Your objective
Pull out every line in the data that has the string "Resolution" in it.
>>>>
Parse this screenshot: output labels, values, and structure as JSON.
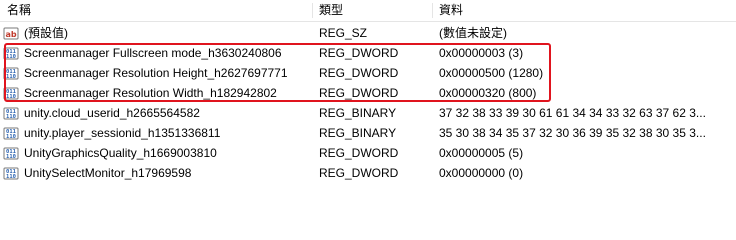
{
  "columns": {
    "name": "名稱",
    "type": "類型",
    "data": "資料"
  },
  "colors": {
    "highlight": "#e0141e",
    "sz_icon": "#c0392b",
    "bin_icon": "#2b63b0"
  },
  "rows": [
    {
      "name": "(預設值)",
      "type": "REG_SZ",
      "data": "(數值未設定)",
      "icon": "string-value-icon"
    },
    {
      "name": "Screenmanager Fullscreen mode_h3630240806",
      "type": "REG_DWORD",
      "data": "0x00000003 (3)",
      "icon": "binary-value-icon"
    },
    {
      "name": "Screenmanager Resolution Height_h2627697771",
      "type": "REG_DWORD",
      "data": "0x00000500 (1280)",
      "icon": "binary-value-icon"
    },
    {
      "name": "Screenmanager Resolution Width_h182942802",
      "type": "REG_DWORD",
      "data": "0x00000320 (800)",
      "icon": "binary-value-icon"
    },
    {
      "name": "unity.cloud_userid_h2665564582",
      "type": "REG_BINARY",
      "data": "37 32 38 33 39 30 61 61 34 34 33 32 63 37 62 3...",
      "icon": "binary-value-icon"
    },
    {
      "name": "unity.player_sessionid_h1351336811",
      "type": "REG_BINARY",
      "data": "35 30 38 34 35 37 32 30 36 39 35 32 38 30 35 3...",
      "icon": "binary-value-icon"
    },
    {
      "name": "UnityGraphicsQuality_h1669003810",
      "type": "REG_DWORD",
      "data": "0x00000005 (5)",
      "icon": "binary-value-icon"
    },
    {
      "name": "UnitySelectMonitor_h17969598",
      "type": "REG_DWORD",
      "data": "0x00000000 (0)",
      "icon": "binary-value-icon"
    }
  ]
}
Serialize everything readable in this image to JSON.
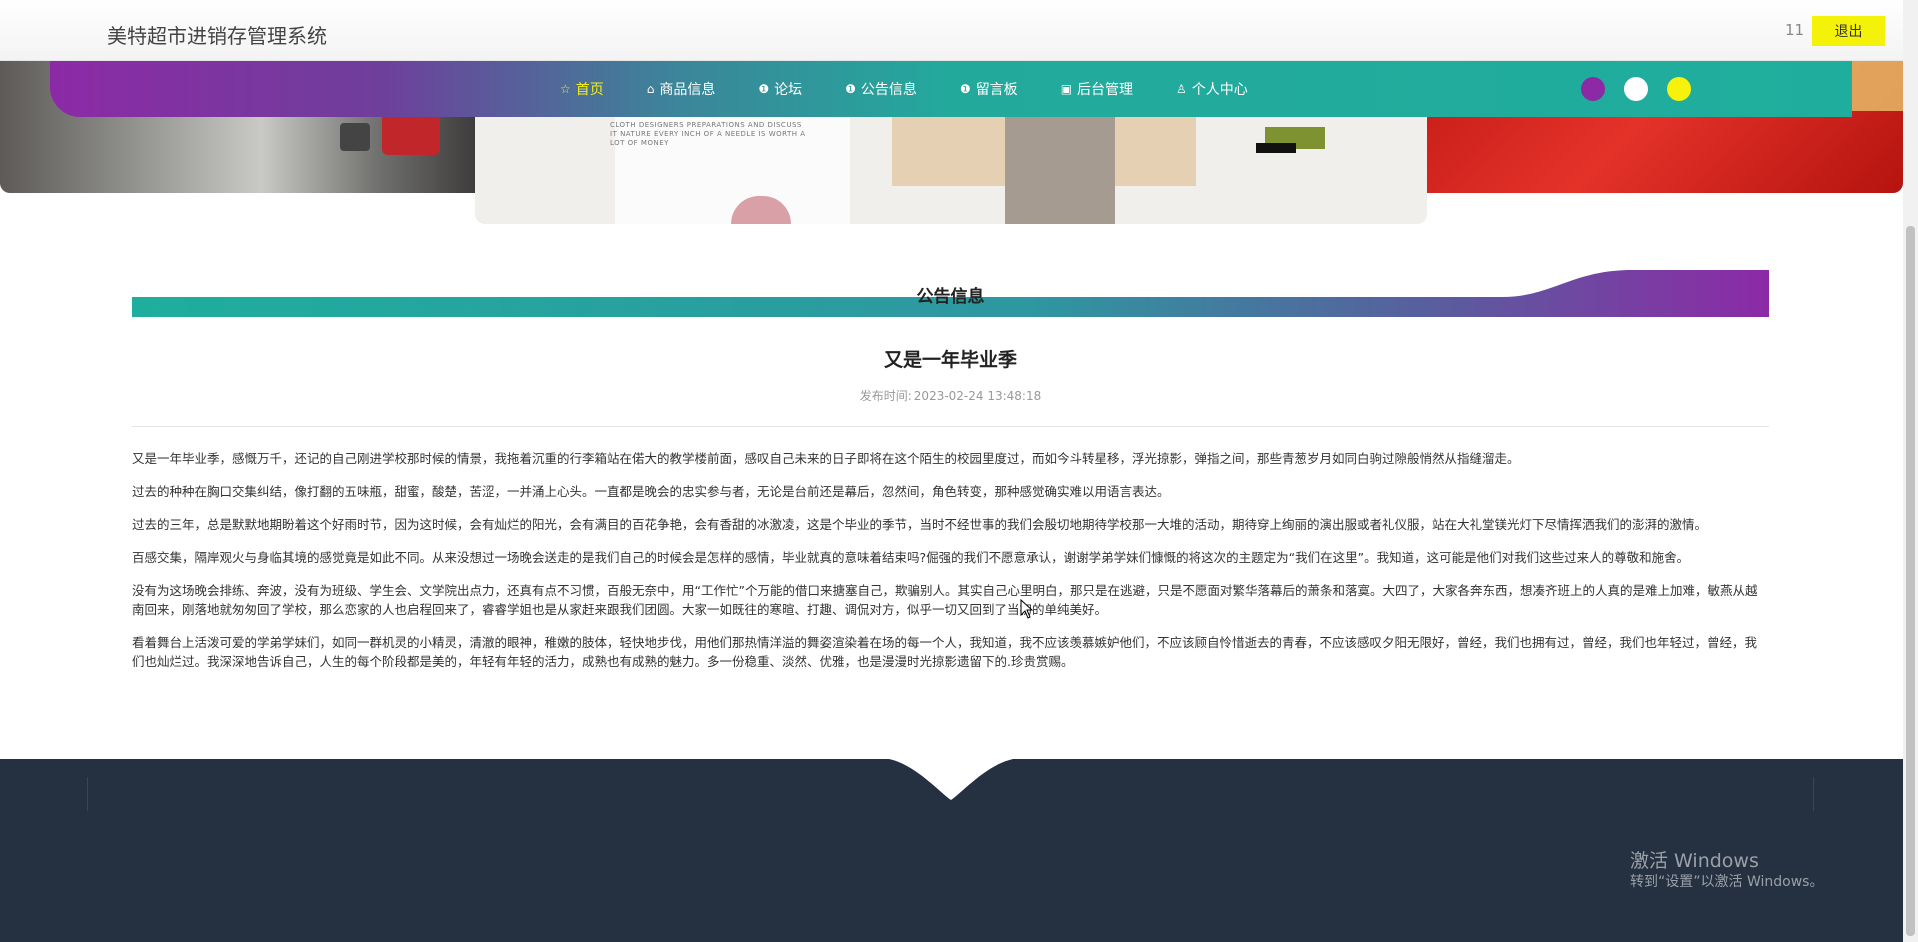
{
  "header": {
    "site_title": "美特超市进销存管理系统",
    "user_count": "11",
    "logout_label": "退出"
  },
  "nav": {
    "items": [
      {
        "label": "首页",
        "icon": "star-icon",
        "active": true
      },
      {
        "label": "商品信息",
        "icon": "home-icon",
        "active": false
      },
      {
        "label": "论坛",
        "icon": "info-icon",
        "active": false
      },
      {
        "label": "公告信息",
        "icon": "info-icon",
        "active": false
      },
      {
        "label": "留言板",
        "icon": "info-icon",
        "active": false
      },
      {
        "label": "后台管理",
        "icon": "briefcase-icon",
        "active": false
      },
      {
        "label": "个人中心",
        "icon": "user-icon",
        "active": false
      }
    ],
    "theme_colors": [
      "#8c2aa6",
      "#ffffff",
      "#f7f20c"
    ]
  },
  "section": {
    "title": "公告信息"
  },
  "article": {
    "title": "又是一年毕业季",
    "publish_label": "发布时间:",
    "publish_time": "2023-02-24 13:48:18",
    "paragraphs": [
      "又是一年毕业季，感慨万千，还记的自己刚进学校那时候的情景，我拖着沉重的行李箱站在偌大的教学楼前面，感叹自己未来的日子即将在这个陌生的校园里度过，而如今斗转星移，浮光掠影，弹指之间，那些青葱岁月如同白驹过隙般悄然从指缝溜走。",
      "过去的种种在胸口交集纠结，像打翻的五味瓶，甜蜜，酸楚，苦涩，一并涌上心头。一直都是晚会的忠实参与者，无论是台前还是幕后，忽然间，角色转变，那种感觉确实难以用语言表达。",
      "过去的三年，总是默默地期盼着这个好雨时节，因为这时候，会有灿烂的阳光，会有满目的百花争艳，会有香甜的冰激凌，这是个毕业的季节，当时不经世事的我们会殷切地期待学校那一大堆的活动，期待穿上绚丽的演出服或者礼仪服，站在大礼堂镁光灯下尽情挥洒我们的澎湃的激情。",
      "百感交集，隔岸观火与身临其境的感觉竟是如此不同。从来没想过一场晚会送走的是我们自己的时候会是怎样的感情，毕业就真的意味着结束吗?倔强的我们不愿意承认，谢谢学弟学妹们慷慨的将这次的主题定为“我们在这里”。我知道，这可能是他们对我们这些过来人的尊敬和施舍。",
      "没有为这场晚会排练、奔波，没有为班级、学生会、文学院出点力，还真有点不习惯，百般无奈中，用“工作忙”个万能的借口来搪塞自己，欺骗别人。其实自己心里明白，那只是在逃避，只是不愿面对繁华落幕后的萧条和落寞。大四了，大家各奔东西，想凑齐班上的人真的是难上加难，敏燕从越南回来，刚落地就匆匆回了学校，那么恋家的人也启程回来了，睿睿学姐也是从家赶来跟我们团圆。大家一如既往的寒暄、打趣、调侃对方，似乎一切又回到了当初的单纯美好。",
      "看着舞台上活泼可爱的学弟学妹们，如同一群机灵的小精灵，清澈的眼神，稚嫩的肢体，轻快地步伐，用他们那热情洋溢的舞姿渲染着在场的每一个人，我知道，我不应该羡慕嫉妒他们，不应该顾自怜惜逝去的青春，不应该感叹夕阳无限好，曾经，我们也拥有过，曾经，我们也年轻过，曾经，我们也灿烂过。我深深地告诉自己，人生的每个阶段都是美的，年轻有年轻的活力，成熟也有成熟的魅力。多一份稳重、淡然、优雅，也是漫漫时光掠影遗留下的.珍贵赏赐。"
    ]
  },
  "banner": {
    "promo_text": "CLOTH DESIGNERS PREPARATIONS AND DISCUSS IT NATURE EVERY INCH OF A NEEDLE IS WORTH A LOT OF MONEY"
  },
  "watermark": {
    "title": "激活 Windows",
    "subtitle": "转到“设置”以激活 Windows。"
  }
}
<<<<
Result below
      "name": "Screenmanager Resolution Height_h2627697771",
      "name": "Screenmanager Resolution Width_h182942802",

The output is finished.